Exercise requirements:
Reproduce all records exactly.

[START OF Data shown]

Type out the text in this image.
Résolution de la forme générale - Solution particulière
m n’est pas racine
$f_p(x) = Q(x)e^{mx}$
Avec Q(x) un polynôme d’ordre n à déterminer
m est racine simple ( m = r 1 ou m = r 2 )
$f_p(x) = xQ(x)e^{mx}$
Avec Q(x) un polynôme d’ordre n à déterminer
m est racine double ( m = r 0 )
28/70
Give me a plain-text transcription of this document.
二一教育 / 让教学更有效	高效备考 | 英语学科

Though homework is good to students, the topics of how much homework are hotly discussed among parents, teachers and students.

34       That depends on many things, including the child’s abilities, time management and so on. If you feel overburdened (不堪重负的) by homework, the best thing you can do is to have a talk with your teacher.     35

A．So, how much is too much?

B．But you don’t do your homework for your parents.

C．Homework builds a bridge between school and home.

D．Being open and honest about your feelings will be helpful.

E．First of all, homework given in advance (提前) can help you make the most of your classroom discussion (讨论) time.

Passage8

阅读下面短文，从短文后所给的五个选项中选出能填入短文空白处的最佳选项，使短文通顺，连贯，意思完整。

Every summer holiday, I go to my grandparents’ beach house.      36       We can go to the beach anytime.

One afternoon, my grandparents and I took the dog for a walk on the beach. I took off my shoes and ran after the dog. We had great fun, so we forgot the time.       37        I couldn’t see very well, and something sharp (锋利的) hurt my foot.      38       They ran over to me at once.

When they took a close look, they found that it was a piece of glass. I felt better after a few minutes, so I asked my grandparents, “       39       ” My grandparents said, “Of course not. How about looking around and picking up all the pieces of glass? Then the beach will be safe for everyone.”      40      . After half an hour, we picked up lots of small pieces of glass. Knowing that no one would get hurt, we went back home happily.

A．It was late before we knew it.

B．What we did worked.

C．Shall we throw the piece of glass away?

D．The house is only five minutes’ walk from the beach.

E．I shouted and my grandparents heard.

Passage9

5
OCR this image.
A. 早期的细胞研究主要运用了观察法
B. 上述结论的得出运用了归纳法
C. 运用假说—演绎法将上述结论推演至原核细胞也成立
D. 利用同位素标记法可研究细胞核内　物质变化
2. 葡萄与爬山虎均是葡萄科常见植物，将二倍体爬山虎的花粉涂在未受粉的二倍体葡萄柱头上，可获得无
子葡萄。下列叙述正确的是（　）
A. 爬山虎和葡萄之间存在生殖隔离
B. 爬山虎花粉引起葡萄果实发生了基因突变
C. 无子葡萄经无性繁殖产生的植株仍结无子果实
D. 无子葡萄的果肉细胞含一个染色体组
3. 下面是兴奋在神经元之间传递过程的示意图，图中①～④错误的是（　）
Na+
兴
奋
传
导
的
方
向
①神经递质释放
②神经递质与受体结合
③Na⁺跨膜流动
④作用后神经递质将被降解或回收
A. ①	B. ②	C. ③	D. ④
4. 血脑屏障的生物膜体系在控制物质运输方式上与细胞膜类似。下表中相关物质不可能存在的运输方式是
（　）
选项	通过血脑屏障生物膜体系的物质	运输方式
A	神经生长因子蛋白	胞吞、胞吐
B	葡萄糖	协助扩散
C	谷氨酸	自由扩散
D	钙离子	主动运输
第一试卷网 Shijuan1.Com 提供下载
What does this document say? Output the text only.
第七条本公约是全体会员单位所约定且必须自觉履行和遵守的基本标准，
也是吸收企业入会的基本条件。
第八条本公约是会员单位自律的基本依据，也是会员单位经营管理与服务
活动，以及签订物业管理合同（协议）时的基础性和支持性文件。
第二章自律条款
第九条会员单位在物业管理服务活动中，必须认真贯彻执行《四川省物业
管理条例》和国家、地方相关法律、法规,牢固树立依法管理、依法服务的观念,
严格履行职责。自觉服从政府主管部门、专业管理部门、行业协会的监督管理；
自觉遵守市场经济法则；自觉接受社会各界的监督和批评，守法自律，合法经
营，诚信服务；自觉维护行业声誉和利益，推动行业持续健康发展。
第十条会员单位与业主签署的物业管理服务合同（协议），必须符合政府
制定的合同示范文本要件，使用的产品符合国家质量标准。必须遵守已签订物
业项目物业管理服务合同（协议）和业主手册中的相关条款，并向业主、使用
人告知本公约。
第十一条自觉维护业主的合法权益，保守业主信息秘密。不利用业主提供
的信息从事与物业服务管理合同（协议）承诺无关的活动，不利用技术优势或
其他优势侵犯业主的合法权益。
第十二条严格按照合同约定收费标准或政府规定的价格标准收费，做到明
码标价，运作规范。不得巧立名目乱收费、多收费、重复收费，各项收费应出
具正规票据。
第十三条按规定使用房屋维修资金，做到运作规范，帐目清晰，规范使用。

[END OF Data shown]

Correct output:
Type out the text in this image.
Résolution de la forme générale - Solution particulière
m n’est pas racine
$f_p(x) = Q(x)e^{mx}$
Avec Q(x) un polynôme d’ordre n à déterminer
m est racine simple ( m = r 1 ou m = r 2 )
$f_p(x) = xQ(x)e^{mx}$
Avec Q(x) un polynôme d’ordre n à déterminer
m est racine double ( m = r 0 )
28/70
Give me a plain-text transcription of this document.
二一教育 / 让教学更有效	高效备考 | 英语学科

Though homework is good to students, the topics of how much homework are hotly discussed among parents, teachers and students.

34       That depends on many things, including the child’s abilities, time management and so on. If you feel overburdened (不堪重负的) by homework, the best thing you can do is to have a talk with your teacher.     35

A．So, how much is too much?

B．But you don’t do your homework for your parents.

C．Homework builds a bridge between school and home.

D．Being open and honest about your feelings will be helpful.

E．First of all, homework given in advance (提前) can help you make the most of your classroom discussion (讨论) time.

Passage8

阅读下面短文，从短文后所给的五个选项中选出能填入短文空白处的最佳选项，使短文通顺，连贯，意思完整。

Every summer holiday, I go to my grandparents’ beach house.      36       We can go to the beach anytime.

One afternoon, my grandparents and I took the dog for a walk on the beach. I took off my shoes and ran after the dog. We had great fun, so we forgot the time.       37        I couldn’t see very well, and something sharp (锋利的) hurt my foot.      38       They ran over to me at once.

When they took a close look, they found that it was a piece of glass. I felt better after a few minutes, so I asked my grandparents, “       39       ” My grandparents said, “Of course not. How about looking around and picking up all the pieces of glass? Then the beach will be safe for everyone.”      40      . After half an hour, we picked up lots of small pieces of glass. Knowing that no one would get hurt, we went back home happily.

A．It was late before we knew it.

B．What we did worked.

C．Shall we throw the piece of glass away?

D．The house is only five minutes’ walk from the beach.

E．I shouted and my grandparents heard.

Passage9

5
OCR this image.
A. 早期的细胞研究主要运用了观察法
B. 上述结论的得出运用了归纳法
C. 运用假说—演绎法将上述结论推演至原核细胞也成立
D. 利用同位素标记法可研究细胞核内　物质变化
2. 葡萄与爬山虎均是葡萄科常见植物，将二倍体爬山虎的花粉涂在未受粉的二倍体葡萄柱头上，可获得无
子葡萄。下列叙述正确的是（　）
A. 爬山虎和葡萄之间存在生殖隔离
B. 爬山虎花粉引起葡萄果实发生了基因突变
C. 无子葡萄经无性繁殖产生的植株仍结无子果实
D. 无子葡萄的果肉细胞含一个染色体组
3. 下面是兴奋在神经元之间传递过程的示意图，图中①～④错误的是（　）
Na+
兴
奋
传
导
的
方
向
①神经递质释放
②神经递质与受体结合
③Na⁺跨膜流动
④作用后神经递质将被降解或回收
A. ①	B. ②	C. ③	D. ④
4. 血脑屏障的生物膜体系在控制物质运输方式上与细胞膜类似。下表中相关物质不可能存在的运输方式是
（　）
选项	通过血脑屏障生物膜体系的物质	运输方式
A	神经生长因子蛋白	胞吞、胞吐
B	葡萄糖	协助扩散
C	谷氨酸	自由扩散
D	钙离子	主动运输
第一试卷网 Shijuan1.Com 提供下载
What does this document say? Output the text only.
第七条本公约是全体会员单位所约定且必须自觉履行和遵守的基本标准，
也是吸收企业入会的基本条件。
第八条本公约是会员单位自律的基本依据，也是会员单位经营管理与服务
活动，以及签订物业管理合同（协议）时的基础性和支持性文件。
第二章自律条款
第九条会员单位在物业管理服务活动中，必须认真贯彻执行《四川省物业
管理条例》和国家、地方相关法律、法规,牢固树立依法管理、依法服务的观念,
严格履行职责。自觉服从政府主管部门、专业管理部门、行业协会的监督管理；
自觉遵守市场经济法则；自觉接受社会各界的监督和批评，守法自律，合法经
营，诚信服务；自觉维护行业声誉和利益，推动行业持续健康发展。
第十条会员单位与业主签署的物业管理服务合同（协议），必须符合政府
制定的合同示范文本要件，使用的产品符合国家质量标准。必须遵守已签订物
业项目物业管理服务合同（协议）和业主手册中的相关条款，并向业主、使用
人告知本公约。
第十一条自觉维护业主的合法权益，保守业主信息秘密。不利用业主提供
的信息从事与物业服务管理合同（协议）承诺无关的活动，不利用技术优势或
其他优势侵犯业主的合法权益。
第十二条严格按照合同约定收费标准或政府规定的价格标准收费，做到明
码标价，运作规范。不得巧立名目乱收费、多收费、重复收费，各项收费应出
具正规票据。
第十三条按规定使用房屋维修资金，做到运作规范，帐目清晰，规范使用。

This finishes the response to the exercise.